» Short task:
Copy out every line of the entries below exactly as they appear, leaving out the pictures.

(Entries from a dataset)
# # # # # # #
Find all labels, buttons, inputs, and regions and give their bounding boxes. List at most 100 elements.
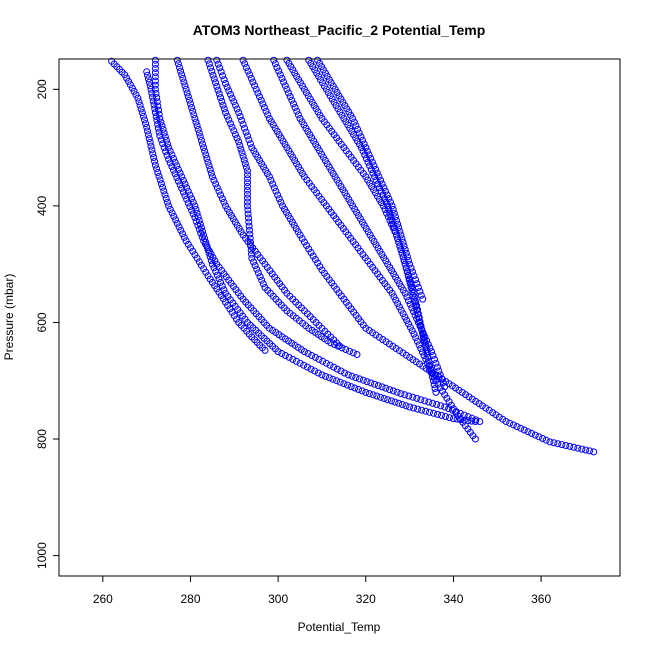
data-point: [416, 287, 424, 295]
data-point: [471, 435, 479, 443]
data-point: [247, 74, 255, 82]
data-point: [271, 60, 279, 68]
data-point: [316, 263, 324, 270]
data-point: [204, 158, 212, 166]
data-point: [389, 387, 397, 395]
data-point: [172, 216, 180, 224]
data-point: [157, 118, 165, 126]
data-point: [193, 254, 201, 262]
data-point: [173, 56, 181, 64]
data-point: [395, 303, 403, 311]
data-point: [506, 419, 514, 427]
data-point: [178, 184, 186, 192]
data-point: [311, 367, 319, 375]
data-point: [178, 71, 186, 79]
data-point: [146, 82, 154, 90]
data-point: [148, 146, 156, 154]
data-point: [285, 89, 292, 97]
data-point: [241, 60, 249, 68]
data-point: [402, 264, 410, 272]
data-point: [412, 303, 420, 311]
data-point: [186, 191, 194, 199]
data-point: [410, 272, 418, 280]
data-point: [164, 140, 171, 148]
data-point: [554, 440, 562, 448]
data-point: [396, 227, 404, 235]
data-point: [406, 323, 414, 331]
data-point: [206, 166, 214, 173]
data-point: [273, 64, 281, 71]
data-point: [147, 142, 155, 150]
data-point: [372, 166, 380, 173]
data-point: [398, 401, 406, 408]
data-point: [246, 234, 254, 242]
data-point: [244, 179, 251, 187]
data-point: [144, 75, 152, 83]
data-point: [383, 191, 391, 199]
data-point: [146, 138, 154, 146]
data-point: [151, 73, 159, 81]
data-point: [397, 231, 405, 239]
data-point: [272, 187, 280, 195]
data-point: [254, 89, 262, 97]
data-point: [436, 384, 444, 392]
data-point: [307, 365, 315, 373]
data-point: [389, 206, 397, 213]
data-point: [407, 264, 415, 272]
data-point: [181, 192, 189, 200]
data-point: [207, 64, 214, 72]
data-point: [386, 386, 394, 394]
data-point: [347, 383, 355, 391]
data-point: [566, 442, 574, 450]
data-point: [378, 180, 386, 188]
data-point: [305, 245, 313, 253]
data-point: [179, 230, 187, 238]
data-point: [274, 191, 282, 199]
data-point: [188, 206, 196, 214]
data-point: [218, 195, 226, 203]
data-point: [344, 381, 351, 389]
data-point: [170, 166, 177, 174]
data-point: [509, 421, 517, 429]
data-point: [502, 418, 510, 425]
data-point: [197, 136, 205, 144]
data-point: [333, 365, 341, 373]
data-point: [278, 350, 286, 357]
data-point: [187, 100, 194, 108]
data-point: [152, 90, 160, 97]
data-point: [245, 218, 253, 226]
data-point: [390, 293, 398, 301]
data-point: [353, 351, 361, 358]
data-point: [121, 71, 129, 79]
data-point: [144, 127, 151, 135]
data-point: [219, 101, 227, 109]
data-point: [441, 403, 449, 411]
data-point: [337, 367, 345, 375]
data-point: [149, 150, 157, 158]
data-point: [182, 237, 190, 245]
data-point: [401, 391, 409, 399]
data-point: [186, 203, 194, 211]
data-point: [190, 111, 198, 119]
data-point: [391, 398, 399, 406]
data-point: [134, 94, 142, 102]
data-point: [183, 195, 191, 203]
data-point: [220, 76, 228, 84]
data-point: [188, 104, 196, 111]
data-point: [150, 154, 158, 161]
data-point: [419, 329, 426, 337]
data-point: [293, 107, 301, 115]
data-point: [450, 405, 457, 413]
data-point: [210, 264, 218, 272]
data-point: [315, 355, 323, 363]
data-point: [264, 111, 272, 119]
data-point: [158, 122, 166, 130]
data-point: [197, 224, 205, 232]
data-point: [136, 101, 144, 109]
data-point: [387, 397, 395, 405]
data-point: [408, 287, 416, 295]
data-point: [355, 129, 363, 137]
data-point: [439, 379, 447, 387]
data-point: [436, 371, 444, 379]
data-point: [307, 249, 315, 256]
# # # # # # #
» Result of this task:
Find all labels, buttons, inputs, and regions and give their bounding boxes. List at most 100 elements.
data-point: [416, 287, 424, 295]
data-point: [471, 435, 479, 443]
data-point: [247, 74, 255, 82]
data-point: [271, 60, 279, 68]
data-point: [316, 263, 324, 270]
data-point: [204, 158, 212, 166]
data-point: [389, 387, 397, 395]
data-point: [172, 216, 180, 224]
data-point: [157, 118, 165, 126]
data-point: [193, 254, 201, 262]
data-point: [173, 56, 181, 64]
data-point: [395, 303, 403, 311]
data-point: [506, 419, 514, 427]
data-point: [178, 184, 186, 192]
data-point: [311, 367, 319, 375]
data-point: [178, 71, 186, 79]
data-point: [146, 82, 154, 90]
data-point: [148, 146, 156, 154]
data-point: [285, 89, 292, 97]
data-point: [241, 60, 249, 68]
data-point: [402, 264, 410, 272]
data-point: [412, 303, 420, 311]
data-point: [186, 191, 194, 199]
data-point: [410, 272, 418, 280]
data-point: [164, 140, 171, 148]
data-point: [554, 440, 562, 448]
data-point: [396, 227, 404, 235]
data-point: [406, 323, 414, 331]
data-point: [206, 166, 214, 173]
data-point: [273, 64, 281, 71]
data-point: [147, 142, 155, 150]
data-point: [372, 166, 380, 173]
data-point: [398, 401, 406, 408]
data-point: [246, 234, 254, 242]
data-point: [244, 179, 251, 187]
data-point: [144, 75, 152, 83]
data-point: [383, 191, 391, 199]
data-point: [146, 138, 154, 146]
data-point: [151, 73, 159, 81]
data-point: [397, 231, 405, 239]
data-point: [272, 187, 280, 195]
data-point: [254, 89, 262, 97]
data-point: [436, 384, 444, 392]
data-point: [307, 365, 315, 373]
data-point: [389, 206, 397, 213]
data-point: [407, 264, 415, 272]
data-point: [181, 192, 189, 200]
data-point: [207, 64, 214, 72]
data-point: [386, 386, 394, 394]
data-point: [347, 383, 355, 391]
data-point: [566, 442, 574, 450]
data-point: [378, 180, 386, 188]
data-point: [305, 245, 313, 253]
data-point: [179, 230, 187, 238]
data-point: [274, 191, 282, 199]
data-point: [188, 206, 196, 214]
data-point: [218, 195, 226, 203]
data-point: [344, 381, 351, 389]
data-point: [170, 166, 177, 174]
data-point: [509, 421, 517, 429]
data-point: [502, 418, 510, 425]
data-point: [197, 136, 205, 144]
data-point: [333, 365, 341, 373]
data-point: [278, 350, 286, 357]
data-point: [187, 100, 194, 108]
data-point: [152, 90, 160, 97]
data-point: [245, 218, 253, 226]
data-point: [390, 293, 398, 301]
data-point: [353, 351, 361, 358]
data-point: [121, 71, 129, 79]
data-point: [144, 127, 151, 135]
data-point: [219, 101, 227, 109]
data-point: [441, 403, 449, 411]
data-point: [337, 367, 345, 375]
data-point: [149, 150, 157, 158]
data-point: [182, 237, 190, 245]
data-point: [401, 391, 409, 399]
data-point: [186, 203, 194, 211]
data-point: [190, 111, 198, 119]
data-point: [391, 398, 399, 406]
data-point: [134, 94, 142, 102]
data-point: [183, 195, 191, 203]
data-point: [220, 76, 228, 84]
data-point: [188, 104, 196, 111]
data-point: [150, 154, 158, 161]
data-point: [419, 329, 426, 337]
data-point: [293, 107, 301, 115]
data-point: [450, 405, 457, 413]
data-point: [210, 264, 218, 272]
data-point: [315, 355, 323, 363]
data-point: [264, 111, 272, 119]
data-point: [158, 122, 166, 130]
data-point: [197, 224, 205, 232]
data-point: [136, 101, 144, 109]
data-point: [387, 397, 395, 405]
data-point: [408, 287, 416, 295]
data-point: [355, 129, 363, 137]
data-point: [439, 379, 447, 387]
data-point: [436, 371, 444, 379]
data-point: [307, 249, 315, 256]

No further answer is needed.